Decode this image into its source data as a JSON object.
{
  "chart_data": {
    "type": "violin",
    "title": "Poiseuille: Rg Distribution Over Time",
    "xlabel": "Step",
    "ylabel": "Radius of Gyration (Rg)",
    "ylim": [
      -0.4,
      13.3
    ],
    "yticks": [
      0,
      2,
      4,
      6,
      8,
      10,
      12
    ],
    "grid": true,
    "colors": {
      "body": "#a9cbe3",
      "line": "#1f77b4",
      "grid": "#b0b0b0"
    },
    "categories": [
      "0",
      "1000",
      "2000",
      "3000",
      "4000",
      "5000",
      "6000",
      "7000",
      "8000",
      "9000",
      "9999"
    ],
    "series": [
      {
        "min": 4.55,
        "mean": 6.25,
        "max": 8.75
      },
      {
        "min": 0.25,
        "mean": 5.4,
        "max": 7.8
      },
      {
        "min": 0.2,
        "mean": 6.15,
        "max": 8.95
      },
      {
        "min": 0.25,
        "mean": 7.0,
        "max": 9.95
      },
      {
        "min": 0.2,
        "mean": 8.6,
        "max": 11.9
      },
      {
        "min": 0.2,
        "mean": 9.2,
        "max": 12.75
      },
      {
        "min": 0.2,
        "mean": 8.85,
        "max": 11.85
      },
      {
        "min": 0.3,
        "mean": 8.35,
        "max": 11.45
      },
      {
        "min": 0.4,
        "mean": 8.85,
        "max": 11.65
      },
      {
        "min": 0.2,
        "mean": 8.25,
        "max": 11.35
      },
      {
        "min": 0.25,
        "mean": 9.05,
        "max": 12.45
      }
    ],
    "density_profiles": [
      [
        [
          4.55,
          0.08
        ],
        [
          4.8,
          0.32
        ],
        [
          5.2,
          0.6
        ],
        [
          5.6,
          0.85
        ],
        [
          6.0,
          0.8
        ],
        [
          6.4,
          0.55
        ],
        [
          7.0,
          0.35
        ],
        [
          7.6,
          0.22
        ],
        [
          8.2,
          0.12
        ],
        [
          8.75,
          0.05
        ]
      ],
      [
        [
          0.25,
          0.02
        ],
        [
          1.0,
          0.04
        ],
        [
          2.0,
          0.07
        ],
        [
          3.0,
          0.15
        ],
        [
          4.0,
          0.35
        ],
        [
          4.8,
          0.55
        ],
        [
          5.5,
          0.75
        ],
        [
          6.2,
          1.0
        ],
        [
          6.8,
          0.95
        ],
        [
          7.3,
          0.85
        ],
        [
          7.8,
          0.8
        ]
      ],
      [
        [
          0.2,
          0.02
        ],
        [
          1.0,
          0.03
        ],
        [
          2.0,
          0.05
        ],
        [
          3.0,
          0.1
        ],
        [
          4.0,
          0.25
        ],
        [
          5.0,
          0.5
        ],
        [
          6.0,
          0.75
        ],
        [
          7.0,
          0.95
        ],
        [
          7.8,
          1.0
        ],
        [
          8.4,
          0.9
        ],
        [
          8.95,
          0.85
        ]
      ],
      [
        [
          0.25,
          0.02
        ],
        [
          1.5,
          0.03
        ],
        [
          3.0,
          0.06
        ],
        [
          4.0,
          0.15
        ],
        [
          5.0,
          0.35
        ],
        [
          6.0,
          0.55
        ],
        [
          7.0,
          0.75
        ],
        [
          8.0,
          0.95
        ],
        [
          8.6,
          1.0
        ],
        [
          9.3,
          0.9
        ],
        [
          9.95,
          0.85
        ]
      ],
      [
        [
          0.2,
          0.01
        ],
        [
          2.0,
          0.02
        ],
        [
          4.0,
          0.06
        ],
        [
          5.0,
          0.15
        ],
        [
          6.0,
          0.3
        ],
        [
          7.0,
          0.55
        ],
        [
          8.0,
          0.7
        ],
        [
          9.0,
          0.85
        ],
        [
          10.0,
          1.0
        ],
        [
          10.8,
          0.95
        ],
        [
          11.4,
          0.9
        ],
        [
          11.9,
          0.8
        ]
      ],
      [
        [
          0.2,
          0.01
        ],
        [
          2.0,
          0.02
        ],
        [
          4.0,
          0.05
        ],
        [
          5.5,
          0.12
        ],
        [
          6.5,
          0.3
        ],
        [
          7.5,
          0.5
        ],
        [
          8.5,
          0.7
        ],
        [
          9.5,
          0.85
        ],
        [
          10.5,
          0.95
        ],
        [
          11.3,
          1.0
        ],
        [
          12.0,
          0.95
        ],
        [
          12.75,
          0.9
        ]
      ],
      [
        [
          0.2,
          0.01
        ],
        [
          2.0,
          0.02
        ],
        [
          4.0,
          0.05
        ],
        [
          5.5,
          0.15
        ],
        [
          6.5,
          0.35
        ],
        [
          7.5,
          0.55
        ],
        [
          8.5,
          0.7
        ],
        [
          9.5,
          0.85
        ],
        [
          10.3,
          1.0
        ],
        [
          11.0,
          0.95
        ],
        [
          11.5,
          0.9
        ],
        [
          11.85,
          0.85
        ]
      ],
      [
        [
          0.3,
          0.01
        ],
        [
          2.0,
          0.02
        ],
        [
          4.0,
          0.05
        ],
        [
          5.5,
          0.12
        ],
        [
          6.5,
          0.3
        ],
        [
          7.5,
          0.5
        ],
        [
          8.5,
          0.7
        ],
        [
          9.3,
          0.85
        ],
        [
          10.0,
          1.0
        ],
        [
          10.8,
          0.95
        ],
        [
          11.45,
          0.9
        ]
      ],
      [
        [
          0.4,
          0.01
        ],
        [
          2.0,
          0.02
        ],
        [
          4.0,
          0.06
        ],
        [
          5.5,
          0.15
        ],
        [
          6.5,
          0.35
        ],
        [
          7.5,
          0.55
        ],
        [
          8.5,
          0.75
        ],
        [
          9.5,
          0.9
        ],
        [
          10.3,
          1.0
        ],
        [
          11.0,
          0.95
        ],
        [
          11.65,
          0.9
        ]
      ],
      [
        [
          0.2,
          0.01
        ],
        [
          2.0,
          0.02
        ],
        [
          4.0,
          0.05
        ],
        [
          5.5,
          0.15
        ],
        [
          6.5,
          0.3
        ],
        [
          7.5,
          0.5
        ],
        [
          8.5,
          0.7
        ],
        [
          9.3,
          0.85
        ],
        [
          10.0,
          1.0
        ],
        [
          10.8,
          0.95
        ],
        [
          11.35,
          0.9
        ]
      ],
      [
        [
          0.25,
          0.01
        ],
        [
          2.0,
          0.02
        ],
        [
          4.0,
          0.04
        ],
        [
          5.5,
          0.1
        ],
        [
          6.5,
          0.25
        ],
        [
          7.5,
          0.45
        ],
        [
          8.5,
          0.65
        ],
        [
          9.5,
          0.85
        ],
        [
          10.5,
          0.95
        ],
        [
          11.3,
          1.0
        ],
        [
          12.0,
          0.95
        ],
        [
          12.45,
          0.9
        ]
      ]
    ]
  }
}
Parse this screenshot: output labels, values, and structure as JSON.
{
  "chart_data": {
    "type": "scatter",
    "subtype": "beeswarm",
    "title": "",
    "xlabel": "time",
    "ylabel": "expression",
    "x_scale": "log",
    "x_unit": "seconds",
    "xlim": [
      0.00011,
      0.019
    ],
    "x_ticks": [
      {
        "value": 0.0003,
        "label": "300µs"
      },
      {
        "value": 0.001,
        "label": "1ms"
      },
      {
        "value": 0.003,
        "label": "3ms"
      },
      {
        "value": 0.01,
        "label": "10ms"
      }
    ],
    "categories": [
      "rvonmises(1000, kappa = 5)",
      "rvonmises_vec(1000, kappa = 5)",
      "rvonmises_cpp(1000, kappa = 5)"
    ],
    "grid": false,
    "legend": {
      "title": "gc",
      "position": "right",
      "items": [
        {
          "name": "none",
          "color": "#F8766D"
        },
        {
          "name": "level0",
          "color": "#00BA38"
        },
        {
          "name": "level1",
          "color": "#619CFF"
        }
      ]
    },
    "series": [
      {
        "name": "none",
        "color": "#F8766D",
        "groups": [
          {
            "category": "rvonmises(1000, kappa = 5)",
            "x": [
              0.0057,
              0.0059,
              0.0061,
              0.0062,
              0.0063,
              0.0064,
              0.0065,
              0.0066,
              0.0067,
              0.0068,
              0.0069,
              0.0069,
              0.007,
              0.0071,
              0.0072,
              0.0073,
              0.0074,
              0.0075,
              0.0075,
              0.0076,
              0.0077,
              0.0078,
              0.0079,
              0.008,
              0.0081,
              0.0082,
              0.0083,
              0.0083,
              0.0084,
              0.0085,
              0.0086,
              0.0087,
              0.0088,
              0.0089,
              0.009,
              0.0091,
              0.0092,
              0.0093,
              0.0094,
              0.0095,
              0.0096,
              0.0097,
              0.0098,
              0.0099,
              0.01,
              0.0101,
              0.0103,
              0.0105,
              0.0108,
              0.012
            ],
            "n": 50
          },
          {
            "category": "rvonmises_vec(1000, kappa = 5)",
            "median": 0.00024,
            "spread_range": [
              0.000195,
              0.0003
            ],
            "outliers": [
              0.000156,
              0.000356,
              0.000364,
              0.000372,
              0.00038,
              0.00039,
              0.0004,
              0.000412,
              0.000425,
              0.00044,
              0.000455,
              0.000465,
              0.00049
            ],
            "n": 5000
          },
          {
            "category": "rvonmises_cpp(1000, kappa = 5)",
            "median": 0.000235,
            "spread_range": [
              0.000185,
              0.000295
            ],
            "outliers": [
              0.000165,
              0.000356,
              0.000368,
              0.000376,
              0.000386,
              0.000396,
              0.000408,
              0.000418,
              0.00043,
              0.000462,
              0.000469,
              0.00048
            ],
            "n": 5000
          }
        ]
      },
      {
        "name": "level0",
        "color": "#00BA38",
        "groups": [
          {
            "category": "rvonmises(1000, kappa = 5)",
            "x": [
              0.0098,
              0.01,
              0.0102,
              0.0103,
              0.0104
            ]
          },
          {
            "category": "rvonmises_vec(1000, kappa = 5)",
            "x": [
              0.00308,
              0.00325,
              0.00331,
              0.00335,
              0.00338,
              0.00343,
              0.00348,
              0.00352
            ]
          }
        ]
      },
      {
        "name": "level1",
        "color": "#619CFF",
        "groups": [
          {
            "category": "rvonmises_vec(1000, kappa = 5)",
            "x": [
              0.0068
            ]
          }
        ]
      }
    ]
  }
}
-------
» **To do**
Which lines hold the word "title"? Show each one.

» **The result**
    "title": "Poiseuille: Rg Distribution Over Time",
    "title": "",
      "title": "gc",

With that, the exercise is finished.